▸ Work instructions
From the entries below, pull out each line where "μετάθεσης" appears.
========================
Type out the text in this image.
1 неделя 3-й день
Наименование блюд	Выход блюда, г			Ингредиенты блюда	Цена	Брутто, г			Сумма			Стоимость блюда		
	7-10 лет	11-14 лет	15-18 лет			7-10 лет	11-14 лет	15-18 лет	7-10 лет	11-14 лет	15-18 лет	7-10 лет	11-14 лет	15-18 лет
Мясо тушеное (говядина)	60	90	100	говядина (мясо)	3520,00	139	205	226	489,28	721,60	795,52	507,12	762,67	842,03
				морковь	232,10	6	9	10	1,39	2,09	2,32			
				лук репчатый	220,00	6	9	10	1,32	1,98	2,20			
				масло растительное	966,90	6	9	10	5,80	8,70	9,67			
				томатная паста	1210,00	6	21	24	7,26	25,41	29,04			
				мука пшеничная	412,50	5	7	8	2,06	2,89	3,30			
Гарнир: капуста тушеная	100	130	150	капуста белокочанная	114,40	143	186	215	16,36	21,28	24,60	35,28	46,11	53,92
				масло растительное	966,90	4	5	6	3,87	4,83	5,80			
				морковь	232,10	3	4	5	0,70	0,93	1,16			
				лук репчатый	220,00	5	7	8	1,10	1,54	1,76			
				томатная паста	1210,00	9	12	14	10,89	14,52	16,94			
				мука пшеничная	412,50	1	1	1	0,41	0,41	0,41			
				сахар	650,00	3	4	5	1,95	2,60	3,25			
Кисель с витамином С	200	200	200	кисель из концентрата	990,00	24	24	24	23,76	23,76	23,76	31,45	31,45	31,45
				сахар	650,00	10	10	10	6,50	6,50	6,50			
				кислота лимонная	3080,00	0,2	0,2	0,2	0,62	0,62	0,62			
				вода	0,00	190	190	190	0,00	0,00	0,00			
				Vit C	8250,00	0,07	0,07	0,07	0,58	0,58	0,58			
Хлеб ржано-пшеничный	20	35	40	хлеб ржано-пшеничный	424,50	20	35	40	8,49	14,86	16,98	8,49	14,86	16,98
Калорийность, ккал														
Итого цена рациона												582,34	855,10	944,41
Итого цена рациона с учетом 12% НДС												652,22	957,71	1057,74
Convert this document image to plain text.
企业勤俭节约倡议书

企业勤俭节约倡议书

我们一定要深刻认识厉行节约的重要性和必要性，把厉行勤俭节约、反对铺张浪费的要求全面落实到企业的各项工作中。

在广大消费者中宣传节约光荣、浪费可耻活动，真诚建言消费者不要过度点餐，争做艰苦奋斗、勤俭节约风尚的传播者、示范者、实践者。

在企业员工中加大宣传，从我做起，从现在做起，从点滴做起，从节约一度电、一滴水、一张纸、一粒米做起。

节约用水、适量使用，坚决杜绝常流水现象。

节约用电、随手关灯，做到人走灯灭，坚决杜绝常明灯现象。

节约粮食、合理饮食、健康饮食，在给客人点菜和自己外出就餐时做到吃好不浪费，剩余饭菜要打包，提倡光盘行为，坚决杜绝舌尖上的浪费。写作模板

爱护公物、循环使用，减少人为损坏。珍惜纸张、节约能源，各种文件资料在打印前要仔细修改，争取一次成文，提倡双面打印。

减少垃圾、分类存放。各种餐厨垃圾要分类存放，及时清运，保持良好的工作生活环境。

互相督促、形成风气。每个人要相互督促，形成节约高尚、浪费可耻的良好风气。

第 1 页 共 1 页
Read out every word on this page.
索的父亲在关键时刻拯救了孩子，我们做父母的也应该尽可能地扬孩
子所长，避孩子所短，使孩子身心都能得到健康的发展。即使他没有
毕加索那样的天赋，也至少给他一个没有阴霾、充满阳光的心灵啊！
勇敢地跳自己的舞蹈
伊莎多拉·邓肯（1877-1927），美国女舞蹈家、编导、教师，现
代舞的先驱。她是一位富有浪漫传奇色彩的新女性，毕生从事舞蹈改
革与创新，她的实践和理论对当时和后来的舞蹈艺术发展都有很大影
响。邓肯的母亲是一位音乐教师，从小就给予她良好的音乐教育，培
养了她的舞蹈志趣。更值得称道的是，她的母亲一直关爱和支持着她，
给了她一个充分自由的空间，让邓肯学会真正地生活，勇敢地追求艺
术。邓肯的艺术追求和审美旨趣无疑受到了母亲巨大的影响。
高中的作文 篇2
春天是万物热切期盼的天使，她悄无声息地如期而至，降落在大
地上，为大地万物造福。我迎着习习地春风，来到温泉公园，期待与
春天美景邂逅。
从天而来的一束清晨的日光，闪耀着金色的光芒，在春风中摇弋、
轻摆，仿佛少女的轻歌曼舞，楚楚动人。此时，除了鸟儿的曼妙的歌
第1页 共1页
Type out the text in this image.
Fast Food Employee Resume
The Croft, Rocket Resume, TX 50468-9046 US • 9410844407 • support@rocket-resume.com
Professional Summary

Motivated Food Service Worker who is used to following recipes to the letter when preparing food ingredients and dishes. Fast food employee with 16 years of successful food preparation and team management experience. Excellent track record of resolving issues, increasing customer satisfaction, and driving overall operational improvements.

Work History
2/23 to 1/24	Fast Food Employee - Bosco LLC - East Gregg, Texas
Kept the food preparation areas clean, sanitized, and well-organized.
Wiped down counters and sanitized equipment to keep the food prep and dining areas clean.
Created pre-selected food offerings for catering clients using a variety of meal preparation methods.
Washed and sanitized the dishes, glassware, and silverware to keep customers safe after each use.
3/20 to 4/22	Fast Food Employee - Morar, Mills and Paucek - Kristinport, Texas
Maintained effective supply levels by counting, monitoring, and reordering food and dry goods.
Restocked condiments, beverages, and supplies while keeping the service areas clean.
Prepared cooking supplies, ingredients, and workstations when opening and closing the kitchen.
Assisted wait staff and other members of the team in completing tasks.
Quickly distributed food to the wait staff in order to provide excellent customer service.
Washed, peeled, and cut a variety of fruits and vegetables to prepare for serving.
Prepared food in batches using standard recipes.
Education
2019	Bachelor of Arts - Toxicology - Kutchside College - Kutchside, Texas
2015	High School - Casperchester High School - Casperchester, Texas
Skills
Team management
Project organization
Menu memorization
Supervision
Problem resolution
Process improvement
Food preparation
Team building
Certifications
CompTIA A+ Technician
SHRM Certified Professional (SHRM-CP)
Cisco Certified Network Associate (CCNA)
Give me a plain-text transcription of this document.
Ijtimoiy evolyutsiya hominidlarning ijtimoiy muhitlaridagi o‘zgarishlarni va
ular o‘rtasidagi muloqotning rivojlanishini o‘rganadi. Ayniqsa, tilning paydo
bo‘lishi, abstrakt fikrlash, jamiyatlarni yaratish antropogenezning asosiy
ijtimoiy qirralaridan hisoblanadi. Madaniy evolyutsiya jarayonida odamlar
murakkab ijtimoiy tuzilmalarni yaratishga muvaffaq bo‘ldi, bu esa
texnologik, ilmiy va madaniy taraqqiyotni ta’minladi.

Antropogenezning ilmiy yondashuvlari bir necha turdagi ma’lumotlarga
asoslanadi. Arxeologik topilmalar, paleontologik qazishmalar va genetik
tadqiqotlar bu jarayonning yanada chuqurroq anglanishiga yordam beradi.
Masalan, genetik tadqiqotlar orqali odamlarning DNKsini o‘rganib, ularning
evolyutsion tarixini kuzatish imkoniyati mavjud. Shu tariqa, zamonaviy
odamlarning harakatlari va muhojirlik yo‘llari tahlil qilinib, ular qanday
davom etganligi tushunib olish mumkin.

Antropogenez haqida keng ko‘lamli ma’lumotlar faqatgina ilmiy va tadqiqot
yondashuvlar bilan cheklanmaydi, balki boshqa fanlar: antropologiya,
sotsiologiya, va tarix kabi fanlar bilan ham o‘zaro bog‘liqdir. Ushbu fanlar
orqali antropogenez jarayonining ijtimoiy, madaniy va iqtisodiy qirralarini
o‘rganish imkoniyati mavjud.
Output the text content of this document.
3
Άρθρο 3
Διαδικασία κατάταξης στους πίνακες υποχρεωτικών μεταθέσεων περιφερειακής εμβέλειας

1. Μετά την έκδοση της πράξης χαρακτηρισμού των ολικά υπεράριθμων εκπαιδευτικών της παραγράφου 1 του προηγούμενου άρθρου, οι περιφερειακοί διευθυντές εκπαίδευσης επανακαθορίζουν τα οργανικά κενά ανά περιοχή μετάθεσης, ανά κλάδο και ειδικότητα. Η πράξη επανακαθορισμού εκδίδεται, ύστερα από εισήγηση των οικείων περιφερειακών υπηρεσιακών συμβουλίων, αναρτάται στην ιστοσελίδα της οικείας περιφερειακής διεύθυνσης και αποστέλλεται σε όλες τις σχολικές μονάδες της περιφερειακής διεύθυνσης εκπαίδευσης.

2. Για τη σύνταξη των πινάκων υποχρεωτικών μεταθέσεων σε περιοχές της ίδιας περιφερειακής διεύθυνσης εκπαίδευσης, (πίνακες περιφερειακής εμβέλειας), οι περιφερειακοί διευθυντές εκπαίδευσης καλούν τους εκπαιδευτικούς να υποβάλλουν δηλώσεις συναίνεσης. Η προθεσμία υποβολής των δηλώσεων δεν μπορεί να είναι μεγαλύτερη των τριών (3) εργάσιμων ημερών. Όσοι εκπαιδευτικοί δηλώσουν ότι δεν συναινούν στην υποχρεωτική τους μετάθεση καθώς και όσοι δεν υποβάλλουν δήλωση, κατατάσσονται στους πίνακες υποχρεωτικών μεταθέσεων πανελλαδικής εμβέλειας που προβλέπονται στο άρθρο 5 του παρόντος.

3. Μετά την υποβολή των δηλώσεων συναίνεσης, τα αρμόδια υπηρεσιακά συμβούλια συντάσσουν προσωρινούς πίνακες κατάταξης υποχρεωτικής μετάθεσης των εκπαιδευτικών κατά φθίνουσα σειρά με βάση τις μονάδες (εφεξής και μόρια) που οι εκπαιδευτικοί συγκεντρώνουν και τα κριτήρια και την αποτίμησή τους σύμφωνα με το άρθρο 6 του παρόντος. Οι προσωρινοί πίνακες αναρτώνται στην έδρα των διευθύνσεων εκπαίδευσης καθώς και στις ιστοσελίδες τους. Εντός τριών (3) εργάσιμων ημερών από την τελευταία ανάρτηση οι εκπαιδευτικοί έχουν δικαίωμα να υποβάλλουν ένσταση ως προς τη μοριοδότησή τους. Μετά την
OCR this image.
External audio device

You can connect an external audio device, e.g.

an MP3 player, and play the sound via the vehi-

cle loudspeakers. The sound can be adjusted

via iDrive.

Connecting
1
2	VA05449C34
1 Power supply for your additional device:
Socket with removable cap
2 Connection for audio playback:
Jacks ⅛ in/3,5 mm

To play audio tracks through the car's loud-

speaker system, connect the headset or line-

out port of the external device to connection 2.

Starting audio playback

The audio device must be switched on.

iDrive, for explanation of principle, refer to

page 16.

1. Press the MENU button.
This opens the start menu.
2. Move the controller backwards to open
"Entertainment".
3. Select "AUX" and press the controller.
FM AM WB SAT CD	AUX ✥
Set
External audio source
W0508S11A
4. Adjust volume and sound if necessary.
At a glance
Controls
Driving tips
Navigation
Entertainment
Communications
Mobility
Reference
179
========================
▸ Result
1. Μετά την έκδοση της πράξης χαρακτηρισμού των ολικά υπεράριθμων εκπαιδευτικών της παραγράφου 1 του προηγούμενου άρθρου, οι περιφερειακοί διευθυντές εκπαίδευσης επανακαθορίζουν τα οργανικά κενά ανά περιοχή μετάθεσης, ανά κλάδο και ειδικότητα. Η πράξη επανακαθορισμού εκδίδεται, ύστερα από εισήγηση των οικείων περιφερειακών υπηρεσιακών συμβουλίων, αναρτάται στην ιστοσελίδα της οικείας περιφερειακής διεύθυνσης και αποστέλλεται σε όλες τις σχολικές μονάδες της περιφερειακής διεύθυνσης εκπαίδευσης.
3. Μετά την υποβολή των δηλώσεων συναίνεσης, τα αρμόδια υπηρεσιακά συμβούλια συντάσσουν προσωρινούς πίνακες κατάταξης υποχρεωτικής μετάθεσης των εκπαιδευτικών κατά φθίνουσα σειρά με βάση τις μονάδες (εφεξής και μόρια) που οι εκπαιδευτικοί συγκεντρώνουν και τα κριτήρια και την αποτίμησή τους σύμφωνα με το άρθρο 6 του παρόντος. Οι προσωρινοί πίνακες αναρτώνται στην έδρα των διευθύνσεων εκπαίδευσης καθώς και στις ιστοσελίδες τους. Εντός τριών (3) εργάσιμων ημερών από την τελευταία ανάρτηση οι εκπαιδευτικοί έχουν δικαίωμα να υποβάλλουν ένσταση ως προς τη μοριοδότησή τους. Μετά την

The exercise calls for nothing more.